Task: Copy out all the records exactly.

[Data records]
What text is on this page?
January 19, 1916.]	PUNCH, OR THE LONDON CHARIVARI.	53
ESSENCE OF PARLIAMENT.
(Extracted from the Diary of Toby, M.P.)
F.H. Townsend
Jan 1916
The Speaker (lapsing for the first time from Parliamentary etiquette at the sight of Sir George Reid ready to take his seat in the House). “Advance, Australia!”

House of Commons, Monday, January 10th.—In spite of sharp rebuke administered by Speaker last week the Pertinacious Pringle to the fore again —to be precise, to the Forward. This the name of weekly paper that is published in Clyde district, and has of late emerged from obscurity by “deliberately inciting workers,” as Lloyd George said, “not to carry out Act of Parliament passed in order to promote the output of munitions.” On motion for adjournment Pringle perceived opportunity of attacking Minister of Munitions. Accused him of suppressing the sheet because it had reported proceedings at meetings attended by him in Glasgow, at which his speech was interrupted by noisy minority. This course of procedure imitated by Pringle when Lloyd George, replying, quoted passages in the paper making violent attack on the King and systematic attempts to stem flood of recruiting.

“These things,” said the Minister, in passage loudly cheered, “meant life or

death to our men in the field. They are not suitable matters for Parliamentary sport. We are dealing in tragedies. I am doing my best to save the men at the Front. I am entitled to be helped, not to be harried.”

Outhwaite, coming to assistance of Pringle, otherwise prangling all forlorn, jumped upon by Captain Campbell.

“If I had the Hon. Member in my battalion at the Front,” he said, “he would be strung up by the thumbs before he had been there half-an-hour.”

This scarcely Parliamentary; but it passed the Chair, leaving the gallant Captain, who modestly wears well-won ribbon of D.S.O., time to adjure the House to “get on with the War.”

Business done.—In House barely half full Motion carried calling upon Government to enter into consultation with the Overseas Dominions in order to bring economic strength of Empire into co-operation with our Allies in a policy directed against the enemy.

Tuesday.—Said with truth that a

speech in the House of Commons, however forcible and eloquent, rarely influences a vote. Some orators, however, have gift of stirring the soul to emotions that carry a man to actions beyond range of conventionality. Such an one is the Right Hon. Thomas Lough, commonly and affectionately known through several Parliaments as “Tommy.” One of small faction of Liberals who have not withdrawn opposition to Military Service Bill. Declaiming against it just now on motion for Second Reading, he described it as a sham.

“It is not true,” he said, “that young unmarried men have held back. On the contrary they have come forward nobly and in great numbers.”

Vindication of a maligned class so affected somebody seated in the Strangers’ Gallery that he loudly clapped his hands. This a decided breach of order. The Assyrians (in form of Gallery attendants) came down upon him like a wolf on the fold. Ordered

Result for this exercise:
What text is on this page?
January 19, 1916.]	PUNCH, OR THE LONDON CHARIVARI.	53
ESSENCE OF PARLIAMENT.
(Extracted from the Diary of Toby, M.P.)
F.H. Townsend
Jan 1916
The Speaker (lapsing for the first time from Parliamentary etiquette at the sight of Sir George Reid ready to take his seat in the House). “Advance, Australia!”

House of Commons, Monday, January 10th.—In spite of sharp rebuke administered by Speaker last week the Pertinacious Pringle to the fore again —to be precise, to the Forward. This the name of weekly paper that is published in Clyde district, and has of late emerged from obscurity by “deliberately inciting workers,” as Lloyd George said, “not to carry out Act of Parliament passed in order to promote the output of munitions.” On motion for adjournment Pringle perceived opportunity of attacking Minister of Munitions. Accused him of suppressing the sheet because it had reported proceedings at meetings attended by him in Glasgow, at which his speech was interrupted by noisy minority. This course of procedure imitated by Pringle when Lloyd George, replying, quoted passages in the paper making violent attack on the King and systematic attempts to stem flood of recruiting.

“These things,” said the Minister, in passage loudly cheered, “meant life or

death to our men in the field. They are not suitable matters for Parliamentary sport. We are dealing in tragedies. I am doing my best to save the men at the Front. I am entitled to be helped, not to be harried.”

Outhwaite, coming to assistance of Pringle, otherwise prangling all forlorn, jumped upon by Captain Campbell.

“If I had the Hon. Member in my battalion at the Front,” he said, “he would be strung up by the thumbs before he had been there half-an-hour.”

This scarcely Parliamentary; but it passed the Chair, leaving the gallant Captain, who modestly wears well-won ribbon of D.S.O., time to adjure the House to “get on with the War.”

Business done.—In House barely half full Motion carried calling upon Government to enter into consultation with the Overseas Dominions in order to bring economic strength of Empire into co-operation with our Allies in a policy directed against the enemy.

Tuesday.—Said with truth that a

speech in the House of Commons, however forcible and eloquent, rarely influences a vote. Some orators, however, have gift of stirring the soul to emotions that carry a man to actions beyond range of conventionality. Such an one is the Right Hon. Thomas Lough, commonly and affectionately known through several Parliaments as “Tommy.” One of small faction of Liberals who have not withdrawn opposition to Military Service Bill. Declaiming against it just now on motion for Second Reading, he described it as a sham.

“It is not true,” he said, “that young unmarried men have held back. On the contrary they have come forward nobly and in great numbers.”

Vindication of a maligned class so affected somebody seated in the Strangers’ Gallery that he loudly clapped his hands. This a decided breach of order. The Assyrians (in form of Gallery attendants) came down upon him like a wolf on the fold. Ordered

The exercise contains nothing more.